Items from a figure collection
__________

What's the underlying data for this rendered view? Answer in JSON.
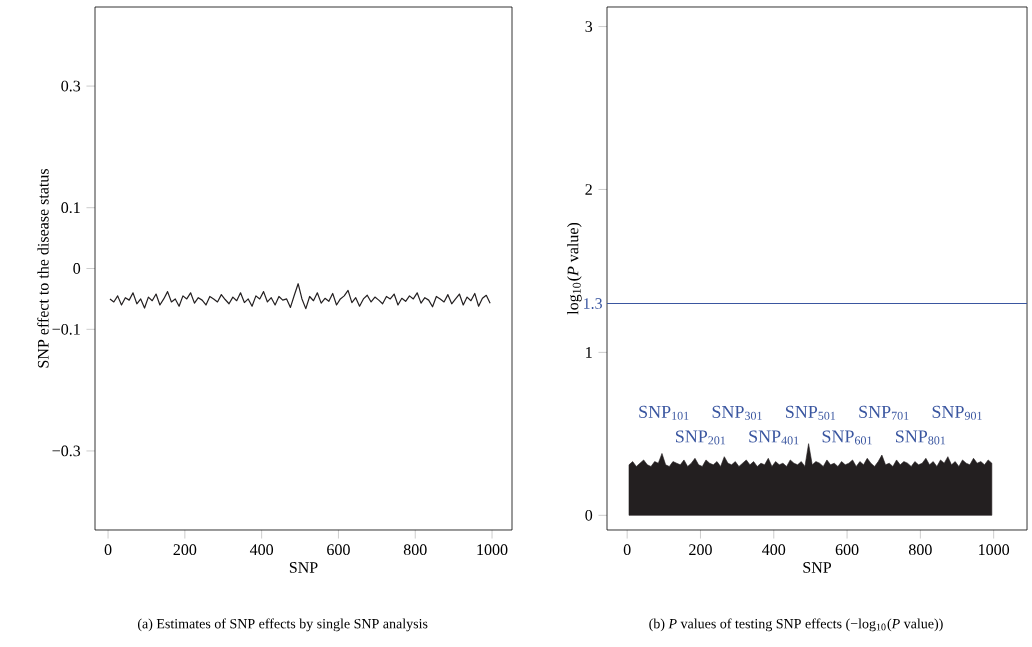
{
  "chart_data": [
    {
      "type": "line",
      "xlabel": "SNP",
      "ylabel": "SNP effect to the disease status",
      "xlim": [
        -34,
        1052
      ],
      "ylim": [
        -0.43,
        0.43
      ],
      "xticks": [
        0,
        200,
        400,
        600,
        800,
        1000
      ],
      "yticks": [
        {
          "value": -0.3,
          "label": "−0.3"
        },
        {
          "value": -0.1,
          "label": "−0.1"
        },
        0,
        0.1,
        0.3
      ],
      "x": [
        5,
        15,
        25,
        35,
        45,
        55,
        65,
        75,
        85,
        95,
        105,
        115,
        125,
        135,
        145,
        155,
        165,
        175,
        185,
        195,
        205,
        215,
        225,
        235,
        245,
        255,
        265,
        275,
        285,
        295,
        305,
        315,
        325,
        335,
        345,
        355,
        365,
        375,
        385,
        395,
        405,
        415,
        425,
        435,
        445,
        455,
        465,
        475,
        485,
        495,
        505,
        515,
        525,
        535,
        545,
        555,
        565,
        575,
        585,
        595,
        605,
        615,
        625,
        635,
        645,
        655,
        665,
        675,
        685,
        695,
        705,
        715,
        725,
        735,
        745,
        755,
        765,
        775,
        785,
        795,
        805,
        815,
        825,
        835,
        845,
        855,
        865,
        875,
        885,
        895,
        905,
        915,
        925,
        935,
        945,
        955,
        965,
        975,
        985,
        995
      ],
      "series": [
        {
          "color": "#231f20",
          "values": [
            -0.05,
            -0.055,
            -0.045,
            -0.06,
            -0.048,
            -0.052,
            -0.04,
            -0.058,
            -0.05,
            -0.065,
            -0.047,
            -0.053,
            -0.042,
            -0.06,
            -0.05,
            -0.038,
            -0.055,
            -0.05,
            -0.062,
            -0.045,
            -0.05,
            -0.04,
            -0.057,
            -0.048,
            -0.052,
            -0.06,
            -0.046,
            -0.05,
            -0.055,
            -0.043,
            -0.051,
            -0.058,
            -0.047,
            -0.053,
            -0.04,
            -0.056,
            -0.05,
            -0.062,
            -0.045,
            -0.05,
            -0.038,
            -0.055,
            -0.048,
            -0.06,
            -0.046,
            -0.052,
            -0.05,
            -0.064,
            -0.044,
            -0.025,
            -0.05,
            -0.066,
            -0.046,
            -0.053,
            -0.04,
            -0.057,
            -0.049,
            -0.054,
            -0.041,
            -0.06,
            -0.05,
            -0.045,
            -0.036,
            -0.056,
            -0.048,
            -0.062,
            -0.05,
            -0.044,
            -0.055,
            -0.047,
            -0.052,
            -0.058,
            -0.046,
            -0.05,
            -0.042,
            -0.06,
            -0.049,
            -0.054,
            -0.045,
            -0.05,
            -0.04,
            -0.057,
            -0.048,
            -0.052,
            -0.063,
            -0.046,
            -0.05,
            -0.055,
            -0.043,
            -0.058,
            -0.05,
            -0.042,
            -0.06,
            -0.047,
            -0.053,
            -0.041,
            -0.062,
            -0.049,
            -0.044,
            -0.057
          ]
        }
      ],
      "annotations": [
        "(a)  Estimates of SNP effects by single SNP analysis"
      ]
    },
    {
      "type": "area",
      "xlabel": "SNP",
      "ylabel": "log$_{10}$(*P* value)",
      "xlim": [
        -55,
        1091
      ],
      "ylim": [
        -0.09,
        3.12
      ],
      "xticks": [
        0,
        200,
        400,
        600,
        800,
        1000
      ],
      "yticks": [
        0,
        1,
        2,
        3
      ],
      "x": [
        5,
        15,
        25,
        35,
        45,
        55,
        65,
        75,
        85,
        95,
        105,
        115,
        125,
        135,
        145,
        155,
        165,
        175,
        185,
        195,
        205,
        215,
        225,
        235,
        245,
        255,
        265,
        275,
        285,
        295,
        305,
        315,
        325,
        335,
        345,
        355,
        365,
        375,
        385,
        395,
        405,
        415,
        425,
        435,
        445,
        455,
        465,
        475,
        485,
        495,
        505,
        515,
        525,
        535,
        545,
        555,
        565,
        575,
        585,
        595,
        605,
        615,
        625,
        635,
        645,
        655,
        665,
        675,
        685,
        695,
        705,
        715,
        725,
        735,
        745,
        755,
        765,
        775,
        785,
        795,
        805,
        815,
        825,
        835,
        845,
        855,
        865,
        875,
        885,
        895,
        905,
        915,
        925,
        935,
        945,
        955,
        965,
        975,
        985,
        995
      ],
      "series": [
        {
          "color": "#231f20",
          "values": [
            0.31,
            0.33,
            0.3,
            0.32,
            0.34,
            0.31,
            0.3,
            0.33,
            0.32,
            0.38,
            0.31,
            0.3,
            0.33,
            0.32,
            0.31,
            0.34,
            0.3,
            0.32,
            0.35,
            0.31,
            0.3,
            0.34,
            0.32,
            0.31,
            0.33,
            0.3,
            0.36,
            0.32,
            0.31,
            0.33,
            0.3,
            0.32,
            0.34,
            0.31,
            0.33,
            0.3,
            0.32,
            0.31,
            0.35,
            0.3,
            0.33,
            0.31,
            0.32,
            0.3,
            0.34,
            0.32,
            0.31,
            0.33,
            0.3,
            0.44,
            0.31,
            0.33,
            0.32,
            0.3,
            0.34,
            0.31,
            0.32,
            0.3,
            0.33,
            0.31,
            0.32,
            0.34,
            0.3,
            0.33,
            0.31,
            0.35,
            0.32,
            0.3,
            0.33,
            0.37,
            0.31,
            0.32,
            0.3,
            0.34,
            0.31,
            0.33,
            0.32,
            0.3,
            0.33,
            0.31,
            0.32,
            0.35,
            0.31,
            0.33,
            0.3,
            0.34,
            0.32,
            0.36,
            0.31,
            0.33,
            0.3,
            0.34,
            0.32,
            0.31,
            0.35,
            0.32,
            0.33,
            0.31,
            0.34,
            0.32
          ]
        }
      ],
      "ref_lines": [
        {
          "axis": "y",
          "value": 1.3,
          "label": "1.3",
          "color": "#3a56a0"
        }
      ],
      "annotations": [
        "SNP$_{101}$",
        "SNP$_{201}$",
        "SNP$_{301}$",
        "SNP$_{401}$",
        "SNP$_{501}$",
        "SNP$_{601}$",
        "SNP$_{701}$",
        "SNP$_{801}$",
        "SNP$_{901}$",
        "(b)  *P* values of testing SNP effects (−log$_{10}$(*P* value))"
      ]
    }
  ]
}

__________

# SET EXERCISE:
Return from the data every line that holds "ylabel".

# COMPLETE ANSWER:
      "ylabel": "SNP effect to the disease status",
      "ylabel": "log$_{10}$(*P* value)",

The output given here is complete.